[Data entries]
┌──

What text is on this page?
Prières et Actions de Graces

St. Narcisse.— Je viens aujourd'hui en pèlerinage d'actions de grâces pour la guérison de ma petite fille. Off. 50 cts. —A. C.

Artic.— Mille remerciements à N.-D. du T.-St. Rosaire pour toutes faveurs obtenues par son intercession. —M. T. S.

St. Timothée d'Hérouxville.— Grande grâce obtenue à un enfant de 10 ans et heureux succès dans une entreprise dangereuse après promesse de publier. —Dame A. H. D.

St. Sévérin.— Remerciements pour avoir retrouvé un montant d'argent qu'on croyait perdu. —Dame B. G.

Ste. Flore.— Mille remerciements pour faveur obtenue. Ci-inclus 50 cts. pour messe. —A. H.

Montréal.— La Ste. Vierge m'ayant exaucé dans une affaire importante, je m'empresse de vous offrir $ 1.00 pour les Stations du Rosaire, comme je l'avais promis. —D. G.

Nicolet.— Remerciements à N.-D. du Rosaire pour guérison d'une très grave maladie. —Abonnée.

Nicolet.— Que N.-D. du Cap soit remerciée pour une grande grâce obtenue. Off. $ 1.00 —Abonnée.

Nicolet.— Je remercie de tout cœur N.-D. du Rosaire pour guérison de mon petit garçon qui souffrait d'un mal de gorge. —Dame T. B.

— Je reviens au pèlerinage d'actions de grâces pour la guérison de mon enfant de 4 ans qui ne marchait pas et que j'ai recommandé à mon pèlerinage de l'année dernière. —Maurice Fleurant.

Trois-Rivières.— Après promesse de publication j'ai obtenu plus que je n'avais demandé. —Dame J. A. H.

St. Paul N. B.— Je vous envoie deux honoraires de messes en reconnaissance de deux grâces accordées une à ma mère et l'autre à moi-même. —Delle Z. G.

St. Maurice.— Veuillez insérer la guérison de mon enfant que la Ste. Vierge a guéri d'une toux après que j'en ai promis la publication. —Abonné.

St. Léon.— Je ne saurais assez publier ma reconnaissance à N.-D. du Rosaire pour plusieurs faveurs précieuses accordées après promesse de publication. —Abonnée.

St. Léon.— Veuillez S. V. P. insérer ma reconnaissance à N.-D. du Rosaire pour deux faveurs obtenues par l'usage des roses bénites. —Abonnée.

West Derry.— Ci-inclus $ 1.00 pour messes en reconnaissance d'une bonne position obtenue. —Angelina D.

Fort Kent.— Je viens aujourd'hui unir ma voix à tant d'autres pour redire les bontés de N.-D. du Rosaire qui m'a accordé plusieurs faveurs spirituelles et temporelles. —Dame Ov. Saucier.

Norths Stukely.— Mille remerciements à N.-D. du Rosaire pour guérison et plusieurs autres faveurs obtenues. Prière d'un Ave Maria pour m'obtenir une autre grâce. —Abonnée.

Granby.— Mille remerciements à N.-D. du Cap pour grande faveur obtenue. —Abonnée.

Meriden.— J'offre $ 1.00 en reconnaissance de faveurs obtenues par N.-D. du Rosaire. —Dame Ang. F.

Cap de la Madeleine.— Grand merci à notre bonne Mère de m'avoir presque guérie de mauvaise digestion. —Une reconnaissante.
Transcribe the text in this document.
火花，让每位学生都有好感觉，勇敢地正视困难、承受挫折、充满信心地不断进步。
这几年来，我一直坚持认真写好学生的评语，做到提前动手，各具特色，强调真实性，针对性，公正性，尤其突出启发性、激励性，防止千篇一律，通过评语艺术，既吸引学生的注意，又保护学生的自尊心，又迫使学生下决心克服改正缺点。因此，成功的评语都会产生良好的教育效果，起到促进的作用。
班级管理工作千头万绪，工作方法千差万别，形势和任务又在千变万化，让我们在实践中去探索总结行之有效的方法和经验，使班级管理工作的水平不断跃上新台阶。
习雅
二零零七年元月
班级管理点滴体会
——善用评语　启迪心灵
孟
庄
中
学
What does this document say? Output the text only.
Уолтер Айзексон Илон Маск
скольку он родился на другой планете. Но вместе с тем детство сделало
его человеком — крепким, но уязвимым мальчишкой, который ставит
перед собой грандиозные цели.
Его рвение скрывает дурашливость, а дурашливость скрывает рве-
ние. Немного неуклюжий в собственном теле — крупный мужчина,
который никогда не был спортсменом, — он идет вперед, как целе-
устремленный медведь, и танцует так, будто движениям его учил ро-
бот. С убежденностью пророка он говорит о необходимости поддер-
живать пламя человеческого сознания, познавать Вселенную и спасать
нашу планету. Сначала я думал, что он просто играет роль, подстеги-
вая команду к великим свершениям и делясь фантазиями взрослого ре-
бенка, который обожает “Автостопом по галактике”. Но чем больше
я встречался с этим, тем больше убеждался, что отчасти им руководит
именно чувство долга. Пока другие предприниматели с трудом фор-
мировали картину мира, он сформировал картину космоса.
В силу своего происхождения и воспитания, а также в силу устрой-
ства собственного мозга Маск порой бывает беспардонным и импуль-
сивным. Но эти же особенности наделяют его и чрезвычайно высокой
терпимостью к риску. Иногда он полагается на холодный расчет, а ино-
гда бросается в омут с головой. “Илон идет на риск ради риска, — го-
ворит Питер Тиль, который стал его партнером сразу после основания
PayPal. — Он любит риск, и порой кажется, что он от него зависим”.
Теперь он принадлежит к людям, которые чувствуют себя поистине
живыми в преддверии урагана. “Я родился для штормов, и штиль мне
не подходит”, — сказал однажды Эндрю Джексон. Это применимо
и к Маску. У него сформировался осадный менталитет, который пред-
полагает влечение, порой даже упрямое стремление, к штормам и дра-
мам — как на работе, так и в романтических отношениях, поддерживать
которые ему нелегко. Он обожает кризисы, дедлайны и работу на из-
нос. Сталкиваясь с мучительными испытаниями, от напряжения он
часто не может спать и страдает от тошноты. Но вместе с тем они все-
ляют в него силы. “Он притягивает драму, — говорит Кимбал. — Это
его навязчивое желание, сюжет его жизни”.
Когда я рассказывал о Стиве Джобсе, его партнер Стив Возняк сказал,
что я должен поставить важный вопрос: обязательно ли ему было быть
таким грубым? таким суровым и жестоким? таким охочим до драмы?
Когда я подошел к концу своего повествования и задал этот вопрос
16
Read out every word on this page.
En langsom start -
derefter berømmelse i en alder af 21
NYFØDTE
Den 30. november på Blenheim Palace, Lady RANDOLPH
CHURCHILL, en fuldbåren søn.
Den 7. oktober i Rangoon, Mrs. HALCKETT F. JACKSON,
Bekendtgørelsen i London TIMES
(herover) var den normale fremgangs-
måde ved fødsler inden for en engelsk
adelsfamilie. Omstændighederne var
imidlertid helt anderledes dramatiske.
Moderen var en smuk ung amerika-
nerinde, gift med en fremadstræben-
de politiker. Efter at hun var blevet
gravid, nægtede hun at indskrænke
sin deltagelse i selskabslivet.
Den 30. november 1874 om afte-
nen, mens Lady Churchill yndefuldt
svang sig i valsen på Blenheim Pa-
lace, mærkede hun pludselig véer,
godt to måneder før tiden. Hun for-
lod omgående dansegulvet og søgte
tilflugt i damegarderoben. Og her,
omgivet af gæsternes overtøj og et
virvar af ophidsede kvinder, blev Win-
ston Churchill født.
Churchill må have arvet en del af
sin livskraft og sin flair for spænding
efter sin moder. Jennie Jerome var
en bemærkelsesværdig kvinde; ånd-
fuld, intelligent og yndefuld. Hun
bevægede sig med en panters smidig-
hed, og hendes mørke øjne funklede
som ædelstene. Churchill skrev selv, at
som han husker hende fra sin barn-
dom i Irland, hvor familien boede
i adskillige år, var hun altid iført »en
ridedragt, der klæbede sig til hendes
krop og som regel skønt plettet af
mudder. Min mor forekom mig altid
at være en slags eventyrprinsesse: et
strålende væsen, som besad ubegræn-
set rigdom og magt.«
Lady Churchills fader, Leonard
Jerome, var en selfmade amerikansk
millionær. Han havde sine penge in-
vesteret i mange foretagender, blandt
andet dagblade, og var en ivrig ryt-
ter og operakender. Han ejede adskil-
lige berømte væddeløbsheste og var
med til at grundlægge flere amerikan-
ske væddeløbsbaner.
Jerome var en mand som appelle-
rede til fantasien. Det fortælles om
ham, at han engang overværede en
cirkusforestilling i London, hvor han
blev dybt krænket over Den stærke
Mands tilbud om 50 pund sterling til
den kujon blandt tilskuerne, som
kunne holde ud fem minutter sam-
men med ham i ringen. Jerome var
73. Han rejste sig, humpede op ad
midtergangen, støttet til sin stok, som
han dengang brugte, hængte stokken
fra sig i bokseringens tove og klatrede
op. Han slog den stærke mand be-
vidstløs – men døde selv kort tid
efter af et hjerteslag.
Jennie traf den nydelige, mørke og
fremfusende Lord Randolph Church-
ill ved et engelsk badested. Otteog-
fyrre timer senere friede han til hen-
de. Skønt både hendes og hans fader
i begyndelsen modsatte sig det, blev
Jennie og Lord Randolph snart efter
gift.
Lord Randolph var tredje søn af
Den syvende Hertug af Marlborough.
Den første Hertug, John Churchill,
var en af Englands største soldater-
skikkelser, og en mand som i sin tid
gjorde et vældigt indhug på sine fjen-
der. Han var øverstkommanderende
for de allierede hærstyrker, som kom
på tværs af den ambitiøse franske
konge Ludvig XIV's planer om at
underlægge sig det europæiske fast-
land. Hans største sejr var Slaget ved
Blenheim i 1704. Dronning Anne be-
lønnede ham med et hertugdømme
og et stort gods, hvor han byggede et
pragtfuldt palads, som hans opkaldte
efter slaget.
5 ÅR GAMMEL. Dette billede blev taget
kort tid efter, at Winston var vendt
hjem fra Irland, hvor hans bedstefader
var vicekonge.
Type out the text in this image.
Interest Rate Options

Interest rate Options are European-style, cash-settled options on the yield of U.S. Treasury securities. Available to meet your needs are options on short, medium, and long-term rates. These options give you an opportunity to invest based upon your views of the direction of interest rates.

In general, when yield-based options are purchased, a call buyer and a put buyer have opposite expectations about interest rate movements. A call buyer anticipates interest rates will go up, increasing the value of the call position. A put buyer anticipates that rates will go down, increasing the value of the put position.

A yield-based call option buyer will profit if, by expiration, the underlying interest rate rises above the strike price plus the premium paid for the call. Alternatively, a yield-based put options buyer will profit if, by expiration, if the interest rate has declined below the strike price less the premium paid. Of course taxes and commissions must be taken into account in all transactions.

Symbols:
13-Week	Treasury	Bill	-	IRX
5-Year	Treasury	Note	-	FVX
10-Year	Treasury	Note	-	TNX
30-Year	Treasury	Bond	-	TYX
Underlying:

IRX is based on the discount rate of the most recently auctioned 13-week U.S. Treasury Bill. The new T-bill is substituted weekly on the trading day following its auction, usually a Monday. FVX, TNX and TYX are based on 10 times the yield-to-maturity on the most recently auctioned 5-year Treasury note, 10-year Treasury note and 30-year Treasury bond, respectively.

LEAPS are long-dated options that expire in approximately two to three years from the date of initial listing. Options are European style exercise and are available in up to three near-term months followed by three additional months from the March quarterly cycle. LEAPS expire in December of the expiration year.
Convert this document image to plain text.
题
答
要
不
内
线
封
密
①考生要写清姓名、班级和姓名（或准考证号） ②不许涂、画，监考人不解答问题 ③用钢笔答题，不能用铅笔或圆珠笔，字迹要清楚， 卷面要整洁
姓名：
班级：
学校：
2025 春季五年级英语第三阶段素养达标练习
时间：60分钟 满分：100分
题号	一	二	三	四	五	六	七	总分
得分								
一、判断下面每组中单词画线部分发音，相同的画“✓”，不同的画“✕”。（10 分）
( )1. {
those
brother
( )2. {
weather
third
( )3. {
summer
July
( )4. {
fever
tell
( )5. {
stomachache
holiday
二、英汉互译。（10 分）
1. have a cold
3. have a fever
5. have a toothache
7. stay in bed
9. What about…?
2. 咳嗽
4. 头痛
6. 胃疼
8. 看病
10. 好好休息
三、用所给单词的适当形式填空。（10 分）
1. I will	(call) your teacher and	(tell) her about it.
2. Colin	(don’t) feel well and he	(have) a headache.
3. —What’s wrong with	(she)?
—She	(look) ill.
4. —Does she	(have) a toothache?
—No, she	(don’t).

└──

● STATED PROBLEM
Lines containing "sine" are to be counted. State the total and add nothing.

● ANSWER
2